Action item: Write out the whole passage below on LLCs and S Corporations, word for word and unchanged.

Page excerpt:
With S Corp tax treatment, LLC members still have pass-through taxation. However, the owners only pay Social Security and Medicare taxes on their wages and salaries from the business. Income taken as distributions is not subject to self-employment taxes.
A word of caution! Some S Corporation owners run into trouble because they try to game the system by paying themselves a meager salary and taking most of their compensation in distributions. Their attempts to minimize the amount of FICA and payroll taxes they must pay rarely go unnoticed by the IRS and Social Security Administration. The agencies watch S Corps closely to look for red flags.
The moral of the story: Research what is a “reasonable salary” for S Corporation owners. The right amount will depend on the industry, the shareholders’ experience and expertise, the scope of everyone’s duties, and other factors.
5. Methods of Raising Capital
Both the LLC and S Corporation allow borrowing money and selling equity to raise capital to start and grow the business. An LLC can sell ownership interests in the company according to the provisions in its LLC operating agreement. An S Corporation may issue shares of stock to raise money – that is, until it reaches its 100 shareholder limit.
6. Ongoing Business Compliance Responsibilities
LLCs, including those electing S Corp status, must fulfill the ongoing LLC business compliance tasks that their states require. These may vary from state to state, but I’ve listed several common requirements below.

Data for review:
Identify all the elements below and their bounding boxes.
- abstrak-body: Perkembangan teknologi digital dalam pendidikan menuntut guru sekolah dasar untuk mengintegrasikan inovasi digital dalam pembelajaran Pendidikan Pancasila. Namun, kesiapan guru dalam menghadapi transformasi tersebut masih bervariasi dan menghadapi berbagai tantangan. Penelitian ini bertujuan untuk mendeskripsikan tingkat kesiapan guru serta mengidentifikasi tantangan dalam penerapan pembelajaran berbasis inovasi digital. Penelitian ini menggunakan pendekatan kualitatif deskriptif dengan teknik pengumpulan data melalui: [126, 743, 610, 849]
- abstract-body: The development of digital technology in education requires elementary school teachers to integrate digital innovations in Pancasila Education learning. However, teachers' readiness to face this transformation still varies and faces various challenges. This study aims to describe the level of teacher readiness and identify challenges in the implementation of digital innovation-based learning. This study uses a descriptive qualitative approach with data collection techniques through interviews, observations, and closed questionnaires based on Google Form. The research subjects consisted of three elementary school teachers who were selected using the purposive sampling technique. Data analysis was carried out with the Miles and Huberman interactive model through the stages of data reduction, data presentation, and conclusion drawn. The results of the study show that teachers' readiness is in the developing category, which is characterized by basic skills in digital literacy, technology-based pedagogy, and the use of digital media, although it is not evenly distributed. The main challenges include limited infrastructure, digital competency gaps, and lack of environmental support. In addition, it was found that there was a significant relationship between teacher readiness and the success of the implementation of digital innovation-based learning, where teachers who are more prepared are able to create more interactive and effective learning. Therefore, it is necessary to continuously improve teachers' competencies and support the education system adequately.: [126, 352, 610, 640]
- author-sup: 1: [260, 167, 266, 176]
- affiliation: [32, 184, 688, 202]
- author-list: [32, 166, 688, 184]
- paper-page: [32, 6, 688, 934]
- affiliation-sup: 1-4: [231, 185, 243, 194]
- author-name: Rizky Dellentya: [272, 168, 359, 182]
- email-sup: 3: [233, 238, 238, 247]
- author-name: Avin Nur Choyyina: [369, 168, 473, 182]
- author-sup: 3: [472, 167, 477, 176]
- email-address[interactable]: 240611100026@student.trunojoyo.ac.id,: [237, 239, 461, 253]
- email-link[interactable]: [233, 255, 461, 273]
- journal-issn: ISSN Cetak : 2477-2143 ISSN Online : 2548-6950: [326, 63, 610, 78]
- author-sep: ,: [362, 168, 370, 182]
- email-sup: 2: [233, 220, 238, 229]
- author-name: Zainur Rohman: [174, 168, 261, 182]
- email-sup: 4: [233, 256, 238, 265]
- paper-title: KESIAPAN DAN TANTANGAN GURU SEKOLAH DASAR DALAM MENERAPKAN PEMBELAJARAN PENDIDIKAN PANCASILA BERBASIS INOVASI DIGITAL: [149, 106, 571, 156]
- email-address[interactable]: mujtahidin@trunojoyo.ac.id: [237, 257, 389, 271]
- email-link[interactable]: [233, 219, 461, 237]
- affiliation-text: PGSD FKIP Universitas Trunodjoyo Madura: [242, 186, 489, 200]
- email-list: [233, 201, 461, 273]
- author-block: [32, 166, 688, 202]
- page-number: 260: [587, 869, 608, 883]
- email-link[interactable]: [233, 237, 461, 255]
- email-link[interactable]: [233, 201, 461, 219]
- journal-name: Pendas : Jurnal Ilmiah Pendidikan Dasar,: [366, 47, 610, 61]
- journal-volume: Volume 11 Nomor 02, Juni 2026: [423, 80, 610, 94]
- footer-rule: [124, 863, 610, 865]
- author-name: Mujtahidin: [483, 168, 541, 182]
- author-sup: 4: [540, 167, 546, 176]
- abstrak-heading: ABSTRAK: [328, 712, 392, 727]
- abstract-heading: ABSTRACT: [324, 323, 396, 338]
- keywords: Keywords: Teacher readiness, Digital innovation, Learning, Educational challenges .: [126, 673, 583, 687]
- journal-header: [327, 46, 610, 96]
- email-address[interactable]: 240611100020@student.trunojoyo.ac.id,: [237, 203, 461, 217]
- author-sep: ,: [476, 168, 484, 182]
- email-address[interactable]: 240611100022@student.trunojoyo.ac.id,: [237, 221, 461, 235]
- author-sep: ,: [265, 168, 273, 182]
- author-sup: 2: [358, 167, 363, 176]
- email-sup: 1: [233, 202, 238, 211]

Response box:
With S Corp tax treatment, LLC members still have pass-through taxation. However, the owners only pay Social Security and Medicare taxes on their wages and salaries from the business. Income taken as distributions is not subject to self-employment taxes.
A word of caution! Some S Corporation owners run into trouble because they try to game the system by paying themselves a meager salary and taking most of their compensation in distributions. Their attempts to minimize the amount of FICA and payroll taxes they must pay rarely go unnoticed by the IRS and Social Security Administration. The agencies watch S Corps closely to look for red flags.
The moral of the story: Research what is a “reasonable salary” for S Corporation owners. The right amount will depend on the industry, the shareholders’ experience and expertise, the scope of everyone’s duties, and other factors.
5. Methods of Raising Capital
Both the LLC and S Corporation allow borrowing money and selling equity to raise capital to start and grow the business. An LLC can sell ownership interests in the company according to the provisions in its LLC operating agreement. An S Corporation may issue shares of stock to raise money – that is, until it reaches its 100 shareholder limit.
6. Ongoing Business Compliance Responsibilities
LLCs, including those electing S Corp status, must fulfill the ongoing LLC business compliance tasks that their states require. These may vary from state to state, but I’ve listed several common requirements below.